[Data records]
========================================================================

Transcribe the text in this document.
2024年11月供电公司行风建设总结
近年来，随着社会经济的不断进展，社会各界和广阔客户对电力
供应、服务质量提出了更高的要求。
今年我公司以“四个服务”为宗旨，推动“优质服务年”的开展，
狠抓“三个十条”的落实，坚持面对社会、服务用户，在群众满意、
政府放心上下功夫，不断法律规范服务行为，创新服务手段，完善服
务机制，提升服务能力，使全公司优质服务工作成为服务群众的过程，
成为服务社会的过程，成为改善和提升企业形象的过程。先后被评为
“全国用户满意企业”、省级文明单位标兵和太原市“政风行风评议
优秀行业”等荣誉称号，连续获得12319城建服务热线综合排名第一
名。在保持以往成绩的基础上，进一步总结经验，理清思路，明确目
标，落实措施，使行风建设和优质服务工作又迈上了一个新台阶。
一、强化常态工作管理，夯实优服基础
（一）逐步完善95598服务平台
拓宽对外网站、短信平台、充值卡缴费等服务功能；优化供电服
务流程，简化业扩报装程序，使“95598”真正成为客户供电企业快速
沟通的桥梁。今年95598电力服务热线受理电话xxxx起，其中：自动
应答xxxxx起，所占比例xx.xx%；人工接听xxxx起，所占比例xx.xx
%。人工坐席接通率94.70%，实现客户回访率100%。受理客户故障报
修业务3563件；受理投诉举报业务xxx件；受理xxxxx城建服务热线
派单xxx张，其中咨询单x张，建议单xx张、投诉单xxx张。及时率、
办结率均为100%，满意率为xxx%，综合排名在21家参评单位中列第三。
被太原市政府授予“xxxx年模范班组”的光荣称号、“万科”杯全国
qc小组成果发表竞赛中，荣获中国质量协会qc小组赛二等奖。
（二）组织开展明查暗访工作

========================================================================

## DESCRIPTION OF THE TASK:
All of the entries above must be quoted exactly.

## ANSWER TO THE PROBLEM:
Transcribe the text in this document.
2024年11月供电公司行风建设总结
近年来，随着社会经济的不断进展，社会各界和广阔客户对电力
供应、服务质量提出了更高的要求。
今年我公司以“四个服务”为宗旨，推动“优质服务年”的开展，
狠抓“三个十条”的落实，坚持面对社会、服务用户，在群众满意、
政府放心上下功夫，不断法律规范服务行为，创新服务手段，完善服
务机制，提升服务能力，使全公司优质服务工作成为服务群众的过程，
成为服务社会的过程，成为改善和提升企业形象的过程。先后被评为
“全国用户满意企业”、省级文明单位标兵和太原市“政风行风评议
优秀行业”等荣誉称号，连续获得12319城建服务热线综合排名第一
名。在保持以往成绩的基础上，进一步总结经验，理清思路，明确目
标，落实措施，使行风建设和优质服务工作又迈上了一个新台阶。
一、强化常态工作管理，夯实优服基础
（一）逐步完善95598服务平台
拓宽对外网站、短信平台、充值卡缴费等服务功能；优化供电服
务流程，简化业扩报装程序，使“95598”真正成为客户供电企业快速
沟通的桥梁。今年95598电力服务热线受理电话xxxx起，其中：自动
应答xxxxx起，所占比例xx.xx%；人工接听xxxx起，所占比例xx.xx
%。人工坐席接通率94.70%，实现客户回访率100%。受理客户故障报
修业务3563件；受理投诉举报业务xxx件；受理xxxxx城建服务热线
派单xxx张，其中咨询单x张，建议单xx张、投诉单xxx张。及时率、
办结率均为100%，满意率为xxx%，综合排名在21家参评单位中列第三。
被太原市政府授予“xxxx年模范班组”的光荣称号、“万科”杯全国
qc小组成果发表竞赛中，荣获中国质量协会qc小组赛二等奖。
（二）组织开展明查暗访工作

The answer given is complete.